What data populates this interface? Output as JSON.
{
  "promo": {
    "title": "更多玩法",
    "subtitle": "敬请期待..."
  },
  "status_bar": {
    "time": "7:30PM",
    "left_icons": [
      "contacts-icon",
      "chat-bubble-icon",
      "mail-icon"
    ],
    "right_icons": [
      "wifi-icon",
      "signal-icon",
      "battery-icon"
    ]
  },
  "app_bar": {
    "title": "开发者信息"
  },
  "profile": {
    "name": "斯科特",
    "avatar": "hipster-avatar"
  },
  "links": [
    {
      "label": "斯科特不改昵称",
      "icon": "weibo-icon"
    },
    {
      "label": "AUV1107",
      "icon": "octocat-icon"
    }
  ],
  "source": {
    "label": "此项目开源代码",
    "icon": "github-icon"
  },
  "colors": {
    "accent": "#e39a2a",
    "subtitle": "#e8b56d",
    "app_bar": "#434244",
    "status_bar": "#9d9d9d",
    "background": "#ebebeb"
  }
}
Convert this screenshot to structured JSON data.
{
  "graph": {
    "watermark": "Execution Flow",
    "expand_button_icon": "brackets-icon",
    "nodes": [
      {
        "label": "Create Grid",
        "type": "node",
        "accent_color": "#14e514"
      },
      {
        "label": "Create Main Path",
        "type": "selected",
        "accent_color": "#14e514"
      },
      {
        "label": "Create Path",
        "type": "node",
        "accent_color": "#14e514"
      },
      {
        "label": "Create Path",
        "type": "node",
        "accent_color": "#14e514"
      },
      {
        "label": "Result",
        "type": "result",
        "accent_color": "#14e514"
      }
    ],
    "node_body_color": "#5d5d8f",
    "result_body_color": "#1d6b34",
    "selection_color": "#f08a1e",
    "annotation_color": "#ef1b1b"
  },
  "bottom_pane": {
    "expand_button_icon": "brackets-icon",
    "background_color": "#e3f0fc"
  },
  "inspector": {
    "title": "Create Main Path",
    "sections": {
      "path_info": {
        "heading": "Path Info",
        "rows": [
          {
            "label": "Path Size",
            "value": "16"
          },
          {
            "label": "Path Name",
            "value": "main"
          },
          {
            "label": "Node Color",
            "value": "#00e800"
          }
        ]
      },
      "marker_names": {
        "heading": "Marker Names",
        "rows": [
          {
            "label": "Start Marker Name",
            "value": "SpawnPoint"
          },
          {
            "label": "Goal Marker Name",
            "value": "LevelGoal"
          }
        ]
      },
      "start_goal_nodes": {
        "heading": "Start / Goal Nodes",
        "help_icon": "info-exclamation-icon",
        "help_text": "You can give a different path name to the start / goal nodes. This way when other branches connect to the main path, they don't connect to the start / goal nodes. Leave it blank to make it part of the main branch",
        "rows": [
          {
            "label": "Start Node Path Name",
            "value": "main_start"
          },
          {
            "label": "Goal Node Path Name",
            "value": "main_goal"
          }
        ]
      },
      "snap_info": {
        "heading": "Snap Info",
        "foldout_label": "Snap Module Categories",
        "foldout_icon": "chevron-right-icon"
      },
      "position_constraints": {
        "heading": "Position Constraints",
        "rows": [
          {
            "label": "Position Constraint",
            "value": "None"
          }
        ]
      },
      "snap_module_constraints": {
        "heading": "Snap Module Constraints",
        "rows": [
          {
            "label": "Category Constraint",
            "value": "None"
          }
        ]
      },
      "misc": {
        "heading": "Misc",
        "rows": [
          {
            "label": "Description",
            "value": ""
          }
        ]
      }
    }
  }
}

EXERCISE TASK
Transcribe every entry exactly, omitting nothing.

RESULT FOR THIS EXERCISE
What data populates this interface? Output as JSON.
{
  "promo": {
    "title": "更多玩法",
    "subtitle": "敬请期待..."
  },
  "status_bar": {
    "time": "7:30PM",
    "left_icons": [
      "contacts-icon",
      "chat-bubble-icon",
      "mail-icon"
    ],
    "right_icons": [
      "wifi-icon",
      "signal-icon",
      "battery-icon"
    ]
  },
  "app_bar": {
    "title": "开发者信息"
  },
  "profile": {
    "name": "斯科特",
    "avatar": "hipster-avatar"
  },
  "links": [
    {
      "label": "斯科特不改昵称",
      "icon": "weibo-icon"
    },
    {
      "label": "AUV1107",
      "icon": "octocat-icon"
    }
  ],
  "source": {
    "label": "此项目开源代码",
    "icon": "github-icon"
  },
  "colors": {
    "accent": "#e39a2a",
    "subtitle": "#e8b56d",
    "app_bar": "#434244",
    "status_bar": "#9d9d9d",
    "background": "#ebebeb"
  }
}
Convert this screenshot to structured JSON data.
{
  "graph": {
    "watermark": "Execution Flow",
    "expand_button_icon": "brackets-icon",
    "nodes": [
      {
        "label": "Create Grid",
        "type": "node",
        "accent_color": "#14e514"
      },
      {
        "label": "Create Main Path",
        "type": "selected",
        "accent_color": "#14e514"
      },
      {
        "label": "Create Path",
        "type": "node",
        "accent_color": "#14e514"
      },
      {
        "label": "Create Path",
        "type": "node",
        "accent_color": "#14e514"
      },
      {
        "label": "Result",
        "type": "result",
        "accent_color": "#14e514"
      }
    ],
    "node_body_color": "#5d5d8f",
    "result_body_color": "#1d6b34",
    "selection_color": "#f08a1e",
    "annotation_color": "#ef1b1b"
  },
  "bottom_pane": {
    "expand_button_icon": "brackets-icon",
    "background_color": "#e3f0fc"
  },
  "inspector": {
    "title": "Create Main Path",
    "sections": {
      "path_info": {
        "heading": "Path Info",
        "rows": [
          {
            "label": "Path Size",
            "value": "16"
          },
          {
            "label": "Path Name",
            "value": "main"
          },
          {
            "label": "Node Color",
            "value": "#00e800"
          }
        ]
      },
      "marker_names": {
        "heading": "Marker Names",
        "rows": [
          {
            "label": "Start Marker Name",
            "value": "SpawnPoint"
          },
          {
            "label": "Goal Marker Name",
            "value": "LevelGoal"
          }
        ]
      },
      "start_goal_nodes": {
        "heading": "Start / Goal Nodes",
        "help_icon": "info-exclamation-icon",
        "help_text": "You can give a different path name to the start / goal nodes. This way when other branches connect to the main path, they don't connect to the start / goal nodes. Leave it blank to make it part of the main branch",
        "rows": [
          {
            "label": "Start Node Path Name",
            "value": "main_start"
          },
          {
            "label": "Goal Node Path Name",
            "value": "main_goal"
          }
        ]
      },
      "snap_info": {
        "heading": "Snap Info",
        "foldout_label": "Snap Module Categories",
        "foldout_icon": "chevron-right-icon"
      },
      "position_constraints": {
        "heading": "Position Constraints",
        "rows": [
          {
            "label": "Position Constraint",
            "value": "None"
          }
        ]
      },
      "snap_module_constraints": {
        "heading": "Snap Module Constraints",
        "rows": [
          {
            "label": "Category Constraint",
            "value": "None"
          }
        ]
      },
      "misc": {
        "heading": "Misc",
        "rows": [
          {
            "label": "Description",
            "value": ""
          }
        ]
      }
    }
  }
}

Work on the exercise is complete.